--- START Supplied records ---

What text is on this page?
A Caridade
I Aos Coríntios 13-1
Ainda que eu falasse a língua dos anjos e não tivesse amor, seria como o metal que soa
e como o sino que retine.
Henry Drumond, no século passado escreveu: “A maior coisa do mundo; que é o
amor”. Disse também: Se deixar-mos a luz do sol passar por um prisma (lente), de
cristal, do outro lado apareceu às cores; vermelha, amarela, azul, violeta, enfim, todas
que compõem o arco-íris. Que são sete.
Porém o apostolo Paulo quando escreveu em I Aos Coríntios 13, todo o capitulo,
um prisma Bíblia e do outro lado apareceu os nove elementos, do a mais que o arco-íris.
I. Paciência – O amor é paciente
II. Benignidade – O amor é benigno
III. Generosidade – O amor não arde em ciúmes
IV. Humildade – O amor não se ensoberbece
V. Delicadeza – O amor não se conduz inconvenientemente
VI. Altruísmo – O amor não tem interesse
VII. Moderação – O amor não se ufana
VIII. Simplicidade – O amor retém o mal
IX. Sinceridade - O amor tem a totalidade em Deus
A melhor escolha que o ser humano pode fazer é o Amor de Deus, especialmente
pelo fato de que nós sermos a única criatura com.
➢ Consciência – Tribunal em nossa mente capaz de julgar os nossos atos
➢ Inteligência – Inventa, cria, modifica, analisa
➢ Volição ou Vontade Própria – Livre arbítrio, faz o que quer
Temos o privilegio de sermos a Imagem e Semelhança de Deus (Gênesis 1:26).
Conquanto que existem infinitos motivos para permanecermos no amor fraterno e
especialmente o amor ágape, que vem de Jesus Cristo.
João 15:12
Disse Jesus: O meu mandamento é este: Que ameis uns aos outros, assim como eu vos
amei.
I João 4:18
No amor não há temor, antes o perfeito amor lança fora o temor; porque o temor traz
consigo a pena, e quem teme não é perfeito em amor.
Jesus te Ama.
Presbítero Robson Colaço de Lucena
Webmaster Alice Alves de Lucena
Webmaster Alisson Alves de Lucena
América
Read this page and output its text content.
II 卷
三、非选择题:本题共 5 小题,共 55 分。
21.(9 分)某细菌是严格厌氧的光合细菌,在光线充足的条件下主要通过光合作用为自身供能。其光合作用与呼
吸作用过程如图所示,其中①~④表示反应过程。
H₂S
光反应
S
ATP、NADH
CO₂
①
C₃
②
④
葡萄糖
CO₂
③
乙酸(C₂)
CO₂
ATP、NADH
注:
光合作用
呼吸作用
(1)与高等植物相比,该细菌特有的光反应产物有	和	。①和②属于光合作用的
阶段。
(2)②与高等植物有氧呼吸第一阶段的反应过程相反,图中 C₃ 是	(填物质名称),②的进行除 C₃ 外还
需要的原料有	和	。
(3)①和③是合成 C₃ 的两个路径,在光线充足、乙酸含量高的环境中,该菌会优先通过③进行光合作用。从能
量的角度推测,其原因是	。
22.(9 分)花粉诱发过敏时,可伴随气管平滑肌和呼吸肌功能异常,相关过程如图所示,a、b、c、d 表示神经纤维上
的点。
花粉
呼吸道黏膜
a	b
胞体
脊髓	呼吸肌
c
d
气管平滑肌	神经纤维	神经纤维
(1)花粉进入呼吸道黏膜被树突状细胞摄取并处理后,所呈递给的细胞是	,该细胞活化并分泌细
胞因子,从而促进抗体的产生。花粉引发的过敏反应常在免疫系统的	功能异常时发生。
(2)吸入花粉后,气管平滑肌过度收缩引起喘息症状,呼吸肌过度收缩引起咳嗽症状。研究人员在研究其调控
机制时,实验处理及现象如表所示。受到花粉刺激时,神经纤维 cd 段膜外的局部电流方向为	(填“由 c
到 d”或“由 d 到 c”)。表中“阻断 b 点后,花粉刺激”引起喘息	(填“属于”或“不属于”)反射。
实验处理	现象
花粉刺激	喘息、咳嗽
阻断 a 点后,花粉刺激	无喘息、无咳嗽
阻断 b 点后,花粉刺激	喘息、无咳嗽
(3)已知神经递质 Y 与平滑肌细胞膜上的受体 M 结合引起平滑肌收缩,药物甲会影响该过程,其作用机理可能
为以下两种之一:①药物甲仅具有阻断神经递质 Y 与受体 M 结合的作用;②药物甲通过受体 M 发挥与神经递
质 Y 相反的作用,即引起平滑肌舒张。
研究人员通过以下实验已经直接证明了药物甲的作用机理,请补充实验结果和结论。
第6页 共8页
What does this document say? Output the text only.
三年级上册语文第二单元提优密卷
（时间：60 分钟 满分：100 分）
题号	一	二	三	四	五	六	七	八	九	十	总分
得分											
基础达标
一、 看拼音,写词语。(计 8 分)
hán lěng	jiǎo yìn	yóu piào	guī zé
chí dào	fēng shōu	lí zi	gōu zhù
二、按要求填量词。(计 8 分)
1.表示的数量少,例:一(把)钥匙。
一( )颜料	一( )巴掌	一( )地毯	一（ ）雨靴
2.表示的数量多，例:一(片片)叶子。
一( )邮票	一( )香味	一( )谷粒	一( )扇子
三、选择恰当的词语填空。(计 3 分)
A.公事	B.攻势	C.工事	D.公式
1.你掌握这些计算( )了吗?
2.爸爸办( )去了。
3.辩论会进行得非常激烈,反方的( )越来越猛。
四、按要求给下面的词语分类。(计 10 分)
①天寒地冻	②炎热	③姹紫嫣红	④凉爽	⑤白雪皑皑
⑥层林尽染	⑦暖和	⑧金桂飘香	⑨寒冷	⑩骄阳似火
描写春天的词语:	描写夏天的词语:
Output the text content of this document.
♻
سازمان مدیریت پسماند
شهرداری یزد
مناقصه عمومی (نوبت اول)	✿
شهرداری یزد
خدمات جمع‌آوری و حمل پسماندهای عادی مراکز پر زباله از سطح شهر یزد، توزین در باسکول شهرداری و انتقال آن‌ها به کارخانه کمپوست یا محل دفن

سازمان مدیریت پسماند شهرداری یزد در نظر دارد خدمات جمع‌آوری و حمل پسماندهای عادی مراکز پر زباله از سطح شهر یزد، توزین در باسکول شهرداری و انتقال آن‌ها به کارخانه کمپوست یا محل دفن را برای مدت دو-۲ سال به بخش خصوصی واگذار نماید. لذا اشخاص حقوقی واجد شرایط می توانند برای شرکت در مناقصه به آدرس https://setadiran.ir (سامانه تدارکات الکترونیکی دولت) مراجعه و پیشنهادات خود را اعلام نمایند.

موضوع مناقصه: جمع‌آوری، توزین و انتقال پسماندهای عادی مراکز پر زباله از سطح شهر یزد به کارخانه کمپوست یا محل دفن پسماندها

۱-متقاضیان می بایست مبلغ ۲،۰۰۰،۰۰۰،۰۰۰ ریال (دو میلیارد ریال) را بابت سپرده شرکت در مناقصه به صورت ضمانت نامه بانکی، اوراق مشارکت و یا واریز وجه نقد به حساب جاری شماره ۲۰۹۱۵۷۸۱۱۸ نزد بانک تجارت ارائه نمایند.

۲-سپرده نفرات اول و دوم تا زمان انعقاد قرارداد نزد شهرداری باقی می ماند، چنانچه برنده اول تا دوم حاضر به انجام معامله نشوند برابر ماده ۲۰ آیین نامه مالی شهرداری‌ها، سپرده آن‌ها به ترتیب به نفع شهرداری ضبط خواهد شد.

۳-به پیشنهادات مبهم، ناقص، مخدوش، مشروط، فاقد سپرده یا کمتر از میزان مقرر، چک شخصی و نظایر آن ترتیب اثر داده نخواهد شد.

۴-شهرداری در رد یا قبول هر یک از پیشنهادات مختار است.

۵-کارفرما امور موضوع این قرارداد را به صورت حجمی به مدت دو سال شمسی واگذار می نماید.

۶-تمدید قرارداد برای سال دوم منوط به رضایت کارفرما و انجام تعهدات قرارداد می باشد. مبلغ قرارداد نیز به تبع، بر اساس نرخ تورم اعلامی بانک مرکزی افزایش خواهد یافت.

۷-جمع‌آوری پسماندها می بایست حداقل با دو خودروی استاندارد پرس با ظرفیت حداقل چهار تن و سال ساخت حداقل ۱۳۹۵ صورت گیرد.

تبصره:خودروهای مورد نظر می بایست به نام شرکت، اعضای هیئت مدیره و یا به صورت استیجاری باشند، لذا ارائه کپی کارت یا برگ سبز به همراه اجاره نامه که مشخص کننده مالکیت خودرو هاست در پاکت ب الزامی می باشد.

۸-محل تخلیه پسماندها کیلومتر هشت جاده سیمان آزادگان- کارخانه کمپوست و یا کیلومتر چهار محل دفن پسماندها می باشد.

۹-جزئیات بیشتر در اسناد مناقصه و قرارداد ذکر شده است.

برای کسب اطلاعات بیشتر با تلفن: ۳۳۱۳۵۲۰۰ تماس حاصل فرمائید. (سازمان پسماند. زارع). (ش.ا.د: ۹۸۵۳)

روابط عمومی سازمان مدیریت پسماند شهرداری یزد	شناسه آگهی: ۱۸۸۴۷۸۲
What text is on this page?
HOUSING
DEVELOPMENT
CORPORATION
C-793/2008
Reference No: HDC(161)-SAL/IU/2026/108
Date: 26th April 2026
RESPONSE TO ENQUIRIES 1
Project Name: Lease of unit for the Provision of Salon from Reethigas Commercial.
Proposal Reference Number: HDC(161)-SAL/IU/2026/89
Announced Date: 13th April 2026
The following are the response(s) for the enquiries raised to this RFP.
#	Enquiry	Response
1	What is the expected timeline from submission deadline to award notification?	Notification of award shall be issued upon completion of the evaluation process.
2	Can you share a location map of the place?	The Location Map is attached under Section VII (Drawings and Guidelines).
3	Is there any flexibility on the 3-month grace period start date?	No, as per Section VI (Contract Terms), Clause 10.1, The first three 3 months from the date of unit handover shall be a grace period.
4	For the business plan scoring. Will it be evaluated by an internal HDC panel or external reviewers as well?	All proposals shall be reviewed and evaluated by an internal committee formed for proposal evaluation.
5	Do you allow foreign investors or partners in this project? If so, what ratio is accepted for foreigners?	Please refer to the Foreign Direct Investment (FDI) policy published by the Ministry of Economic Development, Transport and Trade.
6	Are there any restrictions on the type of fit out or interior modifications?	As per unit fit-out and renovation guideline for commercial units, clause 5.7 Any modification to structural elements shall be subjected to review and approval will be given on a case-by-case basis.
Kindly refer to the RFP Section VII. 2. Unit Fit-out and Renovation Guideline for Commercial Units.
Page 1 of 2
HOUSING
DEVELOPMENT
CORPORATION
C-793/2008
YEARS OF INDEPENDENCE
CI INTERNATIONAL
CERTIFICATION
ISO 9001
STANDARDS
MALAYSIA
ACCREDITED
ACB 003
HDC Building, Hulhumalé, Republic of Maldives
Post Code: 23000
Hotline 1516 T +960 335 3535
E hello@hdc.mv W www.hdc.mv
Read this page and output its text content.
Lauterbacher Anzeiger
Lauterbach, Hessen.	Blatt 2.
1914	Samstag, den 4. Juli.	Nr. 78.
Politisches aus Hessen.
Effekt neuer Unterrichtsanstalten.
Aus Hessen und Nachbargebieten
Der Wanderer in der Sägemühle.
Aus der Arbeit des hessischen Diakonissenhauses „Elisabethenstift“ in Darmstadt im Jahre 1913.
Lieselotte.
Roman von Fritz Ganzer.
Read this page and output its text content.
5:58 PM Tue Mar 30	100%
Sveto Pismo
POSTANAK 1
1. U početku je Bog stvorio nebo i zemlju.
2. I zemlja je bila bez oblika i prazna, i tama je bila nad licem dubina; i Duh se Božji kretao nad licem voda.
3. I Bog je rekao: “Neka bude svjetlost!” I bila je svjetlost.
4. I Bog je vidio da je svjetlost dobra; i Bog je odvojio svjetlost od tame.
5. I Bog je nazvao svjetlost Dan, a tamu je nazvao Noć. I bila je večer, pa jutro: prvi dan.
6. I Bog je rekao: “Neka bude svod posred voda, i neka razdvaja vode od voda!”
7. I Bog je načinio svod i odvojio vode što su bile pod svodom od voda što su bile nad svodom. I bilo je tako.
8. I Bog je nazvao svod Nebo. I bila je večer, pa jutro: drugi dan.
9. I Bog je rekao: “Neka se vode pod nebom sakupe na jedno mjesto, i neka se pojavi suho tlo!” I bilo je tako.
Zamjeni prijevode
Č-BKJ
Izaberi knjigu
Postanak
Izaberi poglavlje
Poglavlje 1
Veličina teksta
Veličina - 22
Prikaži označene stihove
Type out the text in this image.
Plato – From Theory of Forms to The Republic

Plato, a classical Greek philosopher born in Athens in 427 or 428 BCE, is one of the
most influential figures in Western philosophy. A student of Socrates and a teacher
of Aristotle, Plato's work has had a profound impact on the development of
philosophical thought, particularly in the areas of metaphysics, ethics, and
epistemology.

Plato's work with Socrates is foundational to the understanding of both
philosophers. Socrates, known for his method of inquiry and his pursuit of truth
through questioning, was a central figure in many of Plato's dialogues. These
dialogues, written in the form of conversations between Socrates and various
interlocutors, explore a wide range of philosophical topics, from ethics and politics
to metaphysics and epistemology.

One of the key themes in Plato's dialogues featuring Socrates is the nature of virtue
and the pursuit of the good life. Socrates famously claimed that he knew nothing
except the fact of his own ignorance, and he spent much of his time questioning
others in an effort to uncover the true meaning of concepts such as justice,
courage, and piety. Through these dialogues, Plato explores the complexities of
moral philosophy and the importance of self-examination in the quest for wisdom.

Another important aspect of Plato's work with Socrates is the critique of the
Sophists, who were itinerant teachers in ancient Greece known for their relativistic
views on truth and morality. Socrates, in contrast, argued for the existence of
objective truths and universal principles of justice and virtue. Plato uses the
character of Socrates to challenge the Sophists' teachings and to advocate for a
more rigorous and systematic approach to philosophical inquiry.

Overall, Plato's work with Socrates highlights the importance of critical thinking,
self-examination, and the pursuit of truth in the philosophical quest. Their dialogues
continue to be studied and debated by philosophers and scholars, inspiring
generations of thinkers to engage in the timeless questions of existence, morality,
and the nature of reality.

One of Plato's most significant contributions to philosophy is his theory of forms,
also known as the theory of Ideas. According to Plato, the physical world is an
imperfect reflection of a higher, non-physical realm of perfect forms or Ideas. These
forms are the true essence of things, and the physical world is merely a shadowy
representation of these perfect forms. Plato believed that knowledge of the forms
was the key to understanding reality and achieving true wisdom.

--- END Supplied records ---

» **Goal**:
Using the records above, list each line that includes "inquiry".

» **Answer to this task**:
philosophers. Socrates, known for his method of inquiry and his pursuit of truth
more rigorous and systematic approach to philosophical inquiry.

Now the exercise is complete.